Task instructions: Output all lines exactly.

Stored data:
[BEGIN]
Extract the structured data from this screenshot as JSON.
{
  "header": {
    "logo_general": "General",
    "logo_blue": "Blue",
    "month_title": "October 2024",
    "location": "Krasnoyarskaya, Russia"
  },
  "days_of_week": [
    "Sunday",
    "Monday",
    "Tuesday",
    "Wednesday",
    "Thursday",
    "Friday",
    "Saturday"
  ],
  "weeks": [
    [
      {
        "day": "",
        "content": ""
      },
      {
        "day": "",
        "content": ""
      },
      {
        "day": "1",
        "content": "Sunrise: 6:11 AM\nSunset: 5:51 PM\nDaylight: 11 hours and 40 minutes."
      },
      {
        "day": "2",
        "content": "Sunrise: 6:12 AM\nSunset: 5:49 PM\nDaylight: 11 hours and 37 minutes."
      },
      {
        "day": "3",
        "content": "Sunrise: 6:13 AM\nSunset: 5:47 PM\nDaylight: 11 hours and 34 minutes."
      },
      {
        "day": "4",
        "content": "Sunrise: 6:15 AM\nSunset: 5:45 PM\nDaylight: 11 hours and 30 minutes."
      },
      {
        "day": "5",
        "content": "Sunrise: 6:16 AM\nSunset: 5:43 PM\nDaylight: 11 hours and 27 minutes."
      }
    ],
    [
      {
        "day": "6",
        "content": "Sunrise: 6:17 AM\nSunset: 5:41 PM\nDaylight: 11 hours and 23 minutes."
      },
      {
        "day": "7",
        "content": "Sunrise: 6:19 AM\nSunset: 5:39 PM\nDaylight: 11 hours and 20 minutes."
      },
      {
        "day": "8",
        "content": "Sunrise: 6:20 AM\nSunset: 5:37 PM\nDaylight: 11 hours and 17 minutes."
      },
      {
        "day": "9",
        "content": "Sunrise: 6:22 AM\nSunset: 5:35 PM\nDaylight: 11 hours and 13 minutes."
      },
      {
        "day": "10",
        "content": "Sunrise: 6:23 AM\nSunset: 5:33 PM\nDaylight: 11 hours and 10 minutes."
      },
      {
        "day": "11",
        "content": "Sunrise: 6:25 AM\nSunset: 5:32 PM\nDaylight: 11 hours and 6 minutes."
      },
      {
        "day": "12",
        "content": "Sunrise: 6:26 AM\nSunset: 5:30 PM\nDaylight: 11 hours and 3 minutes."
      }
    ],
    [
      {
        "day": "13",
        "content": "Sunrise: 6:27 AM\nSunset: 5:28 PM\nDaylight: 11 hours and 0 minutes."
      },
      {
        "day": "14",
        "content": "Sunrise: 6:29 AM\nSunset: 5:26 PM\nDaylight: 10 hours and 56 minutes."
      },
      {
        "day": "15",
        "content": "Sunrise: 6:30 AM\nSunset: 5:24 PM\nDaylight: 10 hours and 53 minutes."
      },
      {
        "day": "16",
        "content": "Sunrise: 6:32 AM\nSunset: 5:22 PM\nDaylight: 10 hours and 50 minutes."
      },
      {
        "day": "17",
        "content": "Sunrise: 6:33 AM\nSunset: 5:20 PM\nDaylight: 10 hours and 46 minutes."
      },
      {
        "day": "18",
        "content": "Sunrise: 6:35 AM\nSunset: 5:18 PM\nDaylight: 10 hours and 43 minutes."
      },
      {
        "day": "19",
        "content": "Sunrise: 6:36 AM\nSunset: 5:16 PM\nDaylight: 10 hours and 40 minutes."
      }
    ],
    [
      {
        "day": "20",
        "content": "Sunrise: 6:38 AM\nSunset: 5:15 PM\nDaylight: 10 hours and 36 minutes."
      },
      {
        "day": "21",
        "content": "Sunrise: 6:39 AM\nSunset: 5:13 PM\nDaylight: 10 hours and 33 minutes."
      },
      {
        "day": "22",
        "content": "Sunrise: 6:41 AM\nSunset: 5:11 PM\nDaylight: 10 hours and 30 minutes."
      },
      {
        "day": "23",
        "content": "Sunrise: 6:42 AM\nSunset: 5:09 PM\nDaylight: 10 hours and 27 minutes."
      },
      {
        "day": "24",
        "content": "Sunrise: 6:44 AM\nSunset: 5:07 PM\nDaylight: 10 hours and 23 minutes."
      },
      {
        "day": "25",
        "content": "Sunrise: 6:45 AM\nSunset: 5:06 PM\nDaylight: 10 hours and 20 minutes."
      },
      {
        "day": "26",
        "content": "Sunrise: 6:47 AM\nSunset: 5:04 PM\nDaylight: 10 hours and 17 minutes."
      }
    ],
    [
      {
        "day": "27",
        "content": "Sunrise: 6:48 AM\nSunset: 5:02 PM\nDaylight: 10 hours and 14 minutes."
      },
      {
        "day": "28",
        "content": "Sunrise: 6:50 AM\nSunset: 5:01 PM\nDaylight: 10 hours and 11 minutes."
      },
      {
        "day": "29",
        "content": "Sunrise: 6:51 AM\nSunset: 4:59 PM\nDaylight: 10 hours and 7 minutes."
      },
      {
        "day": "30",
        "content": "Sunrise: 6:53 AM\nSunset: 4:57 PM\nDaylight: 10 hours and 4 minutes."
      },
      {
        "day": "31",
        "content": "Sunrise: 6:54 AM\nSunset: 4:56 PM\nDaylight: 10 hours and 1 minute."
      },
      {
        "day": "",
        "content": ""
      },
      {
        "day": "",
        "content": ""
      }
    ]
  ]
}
[END]
Result for this task:
Extract the structured data from this screenshot as JSON.
{
  "header": {
    "logo_general": "General",
    "logo_blue": "Blue",
    "month_title": "October 2024",
    "location": "Krasnoyarskaya, Russia"
  },
  "days_of_week": [
    "Sunday",
    "Monday",
    "Tuesday",
    "Wednesday",
    "Thursday",
    "Friday",
    "Saturday"
  ],
  "weeks": [
    [
      {
        "day": "",
        "content": ""
      },
      {
        "day": "",
        "content": ""
      },
      {
        "day": "1",
        "content": "Sunrise: 6:11 AM\nSunset: 5:51 PM\nDaylight: 11 hours and 40 minutes."
      },
      {
        "day": "2",
        "content": "Sunrise: 6:12 AM\nSunset: 5:49 PM\nDaylight: 11 hours and 37 minutes."
      },
      {
        "day": "3",
        "content": "Sunrise: 6:13 AM\nSunset: 5:47 PM\nDaylight: 11 hours and 34 minutes."
      },
      {
        "day": "4",
        "content": "Sunrise: 6:15 AM\nSunset: 5:45 PM\nDaylight: 11 hours and 30 minutes."
      },
      {
        "day": "5",
        "content": "Sunrise: 6:16 AM\nSunset: 5:43 PM\nDaylight: 11 hours and 27 minutes."
      }
    ],
    [
      {
        "day": "6",
        "content": "Sunrise: 6:17 AM\nSunset: 5:41 PM\nDaylight: 11 hours and 23 minutes."
      },
      {
        "day": "7",
        "content": "Sunrise: 6:19 AM\nSunset: 5:39 PM\nDaylight: 11 hours and 20 minutes."
      },
      {
        "day": "8",
        "content": "Sunrise: 6:20 AM\nSunset: 5:37 PM\nDaylight: 11 hours and 17 minutes."
      },
      {
        "day": "9",
        "content": "Sunrise: 6:22 AM\nSunset: 5:35 PM\nDaylight: 11 hours and 13 minutes."
      },
      {
        "day": "10",
        "content": "Sunrise: 6:23 AM\nSunset: 5:33 PM\nDaylight: 11 hours and 10 minutes."
      },
      {
        "day": "11",
        "content": "Sunrise: 6:25 AM\nSunset: 5:32 PM\nDaylight: 11 hours and 6 minutes."
      },
      {
        "day": "12",
        "content": "Sunrise: 6:26 AM\nSunset: 5:30 PM\nDaylight: 11 hours and 3 minutes."
      }
    ],
    [
      {
        "day": "13",
        "content": "Sunrise: 6:27 AM\nSunset: 5:28 PM\nDaylight: 11 hours and 0 minutes."
      },
      {
        "day": "14",
        "content": "Sunrise: 6:29 AM\nSunset: 5:26 PM\nDaylight: 10 hours and 56 minutes."
      },
      {
        "day": "15",
        "content": "Sunrise: 6:30 AM\nSunset: 5:24 PM\nDaylight: 10 hours and 53 minutes."
      },
      {
        "day": "16",
        "content": "Sunrise: 6:32 AM\nSunset: 5:22 PM\nDaylight: 10 hours and 50 minutes."
      },
      {
        "day": "17",
        "content": "Sunrise: 6:33 AM\nSunset: 5:20 PM\nDaylight: 10 hours and 46 minutes."
      },
      {
        "day": "18",
        "content": "Sunrise: 6:35 AM\nSunset: 5:18 PM\nDaylight: 10 hours and 43 minutes."
      },
      {
        "day": "19",
        "content": "Sunrise: 6:36 AM\nSunset: 5:16 PM\nDaylight: 10 hours and 40 minutes."
      }
    ],
    [
      {
        "day": "20",
        "content": "Sunrise: 6:38 AM\nSunset: 5:15 PM\nDaylight: 10 hours and 36 minutes."
      },
      {
        "day": "21",
        "content": "Sunrise: 6:39 AM\nSunset: 5:13 PM\nDaylight: 10 hours and 33 minutes."
      },
      {
        "day": "22",
        "content": "Sunrise: 6:41 AM\nSunset: 5:11 PM\nDaylight: 10 hours and 30 minutes."
      },
      {
        "day": "23",
        "content": "Sunrise: 6:42 AM\nSunset: 5:09 PM\nDaylight: 10 hours and 27 minutes."
      },
      {
        "day": "24",
        "content": "Sunrise: 6:44 AM\nSunset: 5:07 PM\nDaylight: 10 hours and 23 minutes."
      },
      {
        "day": "25",
        "content": "Sunrise: 6:45 AM\nSunset: 5:06 PM\nDaylight: 10 hours and 20 minutes."
      },
      {
        "day": "26",
        "content": "Sunrise: 6:47 AM\nSunset: 5:04 PM\nDaylight: 10 hours and 17 minutes."
      }
    ],
    [
      {
        "day": "27",
        "content": "Sunrise: 6:48 AM\nSunset: 5:02 PM\nDaylight: 10 hours and 14 minutes."
      },
      {
        "day": "28",
        "content": "Sunrise: 6:50 AM\nSunset: 5:01 PM\nDaylight: 10 hours and 11 minutes."
      },
      {
        "day": "29",
        "content": "Sunrise: 6:51 AM\nSunset: 4:59 PM\nDaylight: 10 hours and 7 minutes."
      },
      {
        "day": "30",
        "content": "Sunrise: 6:53 AM\nSunset: 4:57 PM\nDaylight: 10 hours and 4 minutes."
      },
      {
        "day": "31",
        "content": "Sunrise: 6:54 AM\nSunset: 4:56 PM\nDaylight: 10 hours and 1 minute."
      },
      {
        "day": "",
        "content": ""
      },
      {
        "day": "",
        "content": ""
      }
    ]
  ]
}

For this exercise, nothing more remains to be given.